>> start LISTING
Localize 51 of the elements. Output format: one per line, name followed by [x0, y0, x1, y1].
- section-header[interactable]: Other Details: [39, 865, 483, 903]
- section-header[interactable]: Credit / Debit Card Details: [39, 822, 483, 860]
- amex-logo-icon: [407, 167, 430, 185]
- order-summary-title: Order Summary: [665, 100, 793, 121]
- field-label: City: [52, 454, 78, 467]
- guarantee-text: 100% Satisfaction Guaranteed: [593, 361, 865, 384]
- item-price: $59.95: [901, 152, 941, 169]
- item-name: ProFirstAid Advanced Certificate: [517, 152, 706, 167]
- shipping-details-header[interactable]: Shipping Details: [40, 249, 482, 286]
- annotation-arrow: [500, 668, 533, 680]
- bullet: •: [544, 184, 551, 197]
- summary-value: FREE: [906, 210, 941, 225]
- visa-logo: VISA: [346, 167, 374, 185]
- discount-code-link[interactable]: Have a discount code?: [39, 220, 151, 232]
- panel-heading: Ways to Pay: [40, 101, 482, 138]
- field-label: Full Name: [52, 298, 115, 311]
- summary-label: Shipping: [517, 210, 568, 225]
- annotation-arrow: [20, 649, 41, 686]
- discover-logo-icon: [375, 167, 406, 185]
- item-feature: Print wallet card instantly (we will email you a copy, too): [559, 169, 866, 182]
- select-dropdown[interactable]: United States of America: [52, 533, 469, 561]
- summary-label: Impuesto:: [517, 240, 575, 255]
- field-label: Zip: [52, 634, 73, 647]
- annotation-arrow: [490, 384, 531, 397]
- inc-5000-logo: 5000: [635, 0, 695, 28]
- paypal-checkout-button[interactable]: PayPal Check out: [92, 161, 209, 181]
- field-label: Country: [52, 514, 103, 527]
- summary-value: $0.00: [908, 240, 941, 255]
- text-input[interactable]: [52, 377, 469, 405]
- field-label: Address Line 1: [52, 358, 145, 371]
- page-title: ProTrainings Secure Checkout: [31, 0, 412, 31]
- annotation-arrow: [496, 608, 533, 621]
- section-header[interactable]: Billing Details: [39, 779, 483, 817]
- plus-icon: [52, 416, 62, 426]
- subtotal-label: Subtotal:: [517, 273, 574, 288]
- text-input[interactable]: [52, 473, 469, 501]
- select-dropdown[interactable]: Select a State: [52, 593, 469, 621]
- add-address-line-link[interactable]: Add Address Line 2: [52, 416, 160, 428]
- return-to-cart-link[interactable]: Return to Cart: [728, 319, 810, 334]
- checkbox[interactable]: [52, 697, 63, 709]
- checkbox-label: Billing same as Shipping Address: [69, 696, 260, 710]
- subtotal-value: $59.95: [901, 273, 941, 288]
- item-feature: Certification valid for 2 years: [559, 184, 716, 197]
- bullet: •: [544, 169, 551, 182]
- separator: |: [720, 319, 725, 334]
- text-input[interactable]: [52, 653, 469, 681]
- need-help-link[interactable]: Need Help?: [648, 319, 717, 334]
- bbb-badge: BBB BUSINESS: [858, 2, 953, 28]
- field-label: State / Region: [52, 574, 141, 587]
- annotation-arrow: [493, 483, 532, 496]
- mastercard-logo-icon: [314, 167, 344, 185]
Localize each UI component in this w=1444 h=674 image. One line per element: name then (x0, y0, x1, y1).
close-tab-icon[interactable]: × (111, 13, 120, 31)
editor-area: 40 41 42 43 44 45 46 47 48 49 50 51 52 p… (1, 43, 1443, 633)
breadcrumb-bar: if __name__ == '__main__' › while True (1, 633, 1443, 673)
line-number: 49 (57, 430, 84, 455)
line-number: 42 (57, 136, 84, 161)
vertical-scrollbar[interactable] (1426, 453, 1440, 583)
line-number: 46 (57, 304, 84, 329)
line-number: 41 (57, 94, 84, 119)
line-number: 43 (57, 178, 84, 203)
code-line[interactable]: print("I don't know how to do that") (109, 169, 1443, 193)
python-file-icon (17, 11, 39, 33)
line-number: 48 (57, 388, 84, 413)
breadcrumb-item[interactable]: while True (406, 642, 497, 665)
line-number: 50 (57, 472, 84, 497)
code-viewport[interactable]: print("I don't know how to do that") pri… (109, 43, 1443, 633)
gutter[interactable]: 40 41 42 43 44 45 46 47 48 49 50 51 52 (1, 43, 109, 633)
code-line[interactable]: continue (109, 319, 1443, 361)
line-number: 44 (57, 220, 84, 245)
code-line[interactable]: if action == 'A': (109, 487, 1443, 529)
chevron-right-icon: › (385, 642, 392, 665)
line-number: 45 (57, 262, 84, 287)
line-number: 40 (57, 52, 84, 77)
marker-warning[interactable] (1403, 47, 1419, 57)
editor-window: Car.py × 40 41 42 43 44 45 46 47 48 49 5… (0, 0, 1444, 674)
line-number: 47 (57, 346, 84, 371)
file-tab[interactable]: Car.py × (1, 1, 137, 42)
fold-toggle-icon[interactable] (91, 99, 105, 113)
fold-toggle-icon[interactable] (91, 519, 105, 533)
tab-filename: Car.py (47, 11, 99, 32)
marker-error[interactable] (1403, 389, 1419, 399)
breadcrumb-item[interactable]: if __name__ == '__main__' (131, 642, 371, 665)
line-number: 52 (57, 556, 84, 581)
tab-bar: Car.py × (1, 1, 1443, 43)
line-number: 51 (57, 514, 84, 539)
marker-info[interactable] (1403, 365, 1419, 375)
>> end LISTING
WORK INSTRUCTIONS:
Format every line of the entries above as a JSON list of strings, one string per line, skipping any blank lines.

WORKED SOLUTION:
[
  "Localize 51 of the elements. Output format: one per line, name followed by [x0, y0, x1, y1].",
  "- section-header[interactable]: Other Details: [39, 865, 483, 903]",
  "- section-header[interactable]: Credit / Debit Card Details: [39, 822, 483, 860]",
  "- amex-logo-icon: [407, 167, 430, 185]",
  "- order-summary-title: Order Summary: [665, 100, 793, 121]",
  "- field-label: City: [52, 454, 78, 467]",
  "- guarantee-text: 100% Satisfaction Guaranteed: [593, 361, 865, 384]",
  "- item-price: $59.95: [901, 152, 941, 169]",
  "- item-name: ProFirstAid Advanced Certificate: [517, 152, 706, 167]",
  "- shipping-details-header[interactable]: Shipping Details: [40, 249, 482, 286]",
  "- annotation-arrow: [500, 668, 533, 680]",
  "- bullet: •: [544, 184, 551, 197]",
  "- summary-value: FREE: [906, 210, 941, 225]",
  "- visa-logo: VISA: [346, 167, 374, 185]",
  "- discount-code-link[interactable]: Have a discount code?: [39, 220, 151, 232]",
  "- panel-heading: Ways to Pay: [40, 101, 482, 138]",
  "- field-label: Full Name: [52, 298, 115, 311]",
  "- summary-label: Shipping: [517, 210, 568, 225]",
  "- annotation-arrow: [20, 649, 41, 686]",
  "- discover-logo-icon: [375, 167, 406, 185]",
  "- item-feature: Print wallet card instantly (we will email you a copy, too): [559, 169, 866, 182]",
  "- select-dropdown[interactable]: United States of America: [52, 533, 469, 561]",
  "- summary-label: Impuesto:: [517, 240, 575, 255]",
  "- field-label: Zip: [52, 634, 73, 647]",
  "- annotation-arrow: [490, 384, 531, 397]",
  "- inc-5000-logo: 5000: [635, 0, 695, 28]",
  "- paypal-checkout-button[interactable]: PayPal Check out: [92, 161, 209, 181]",
  "- field-label: Country: [52, 514, 103, 527]",
  "- summary-value: $0.00: [908, 240, 941, 255]",
  "- text-input[interactable]: [52, 377, 469, 405]",
  "- field-label: Address Line 1: [52, 358, 145, 371]",
  "- page-title: ProTrainings Secure Checkout: [31, 0, 412, 31]",
  "- annotation-arrow: [496, 608, 533, 621]",
  "- section-header[interactable]: Billing Details: [39, 779, 483, 817]",
  "- plus-icon: [52, 416, 62, 426]",
  "- subtotal-label: Subtotal:: [517, 273, 574, 288]",
  "- text-input[interactable]: [52, 473, 469, 501]",
  "- select-dropdown[interactable]: Select a State: [52, 593, 469, 621]",
  "- add-address-line-link[interactable]: Add Address Line 2: [52, 416, 160, 428]",
  "- return-to-cart-link[interactable]: Return to Cart: [728, 319, 810, 334]",
  "- checkbox[interactable]: [52, 697, 63, 709]",
  "- checkbox-label: Billing same as Shipping Address: [69, 696, 260, 710]",
  "- subtotal-value: $59.95: [901, 273, 941, 288]",
  "- item-feature: Certification valid for 2 years: [559, 184, 716, 197]",
  "- bullet: •: [544, 169, 551, 182]",
  "- separator: |: [720, 319, 725, 334]",
  "- text-input[interactable]: [52, 653, 469, 681]",
  "- need-help-link[interactable]: Need Help?: [648, 319, 717, 334]",
  "- bbb-badge: BBB BUSINESS: [858, 2, 953, 28]",
  "- field-label: State / Region: [52, 574, 141, 587]",
  "- annotation-arrow: [493, 483, 532, 496]",
  "- mastercard-logo-icon: [314, 167, 344, 185]",
  "Localize each UI component in this w=1444 h=674 image. One line per element: name then (x0, y0, x1, y1).",
  "close-tab-icon[interactable]: × (111, 13, 120, 31)",
  "editor-area: 40 41 42 43 44 45 46 47 48 49 50 51 52 p… (1, 43, 1443, 633)",
  "breadcrumb-bar: if __name__ == '__main__' › while True (1, 633, 1443, 673)",
  "line-number: 49 (57, 430, 84, 455)",
  "line-number: 42 (57, 136, 84, 161)",
  "vertical-scrollbar[interactable] (1426, 453, 1440, 583)",
  "line-number: 46 (57, 304, 84, 329)",
  "line-number: 41 (57, 94, 84, 119)",
  "line-number: 43 (57, 178, 84, 203)",
  "code-line[interactable]: print(\"I don't know how to do that\") (109, 169, 1443, 193)",
  "python-file-icon (17, 11, 39, 33)",
  "line-number: 48 (57, 388, 84, 413)",
  "breadcrumb-item[interactable]: while True (406, 642, 497, 665)",
  "line-number: 50 (57, 472, 84, 497)",
  "code-viewport[interactable]: print(\"I don't know how to do that\") pri… (109, 43, 1443, 633)",
  "gutter[interactable]: 40 41 42 43 44 45 46 47 48 49 50 51 52 (1, 43, 109, 633)",
  "code-line[interactable]: continue (109, 319, 1443, 361)",
  "line-number: 44 (57, 220, 84, 245)",
  "code-line[interactable]: if action == 'A': (109, 487, 1443, 529)",
  "chevron-right-icon: › (385, 642, 392, 665)",
  "line-number: 45 (57, 262, 84, 287)",
  "line-number: 40 (57, 52, 84, 77)",
  "marker-warning[interactable] (1403, 47, 1419, 57)",
  "editor-window: Car.py × 40 41 42 43 44 45 46 47 48 49 5… (0, 0, 1444, 674)",
  "line-number: 47 (57, 346, 84, 371)",
  "file-tab[interactable]: Car.py × (1, 1, 137, 42)",
  "fold-toggle-icon[interactable] (91, 99, 105, 113)",
  "fold-toggle-icon[interactable] (91, 519, 105, 533)",
  "tab-filename: Car.py (47, 11, 99, 32)",
  "marker-error[interactable] (1403, 389, 1419, 399)",
  "breadcrumb-item[interactable]: if __name__ == '__main__' (131, 642, 371, 665)",
  "line-number: 52 (57, 556, 84, 581)",
  "tab-bar: Car.py × (1, 1, 1443, 43)",
  "line-number: 51 (57, 514, 84, 539)",
  "marker-info[interactable] (1403, 365, 1419, 375)"
]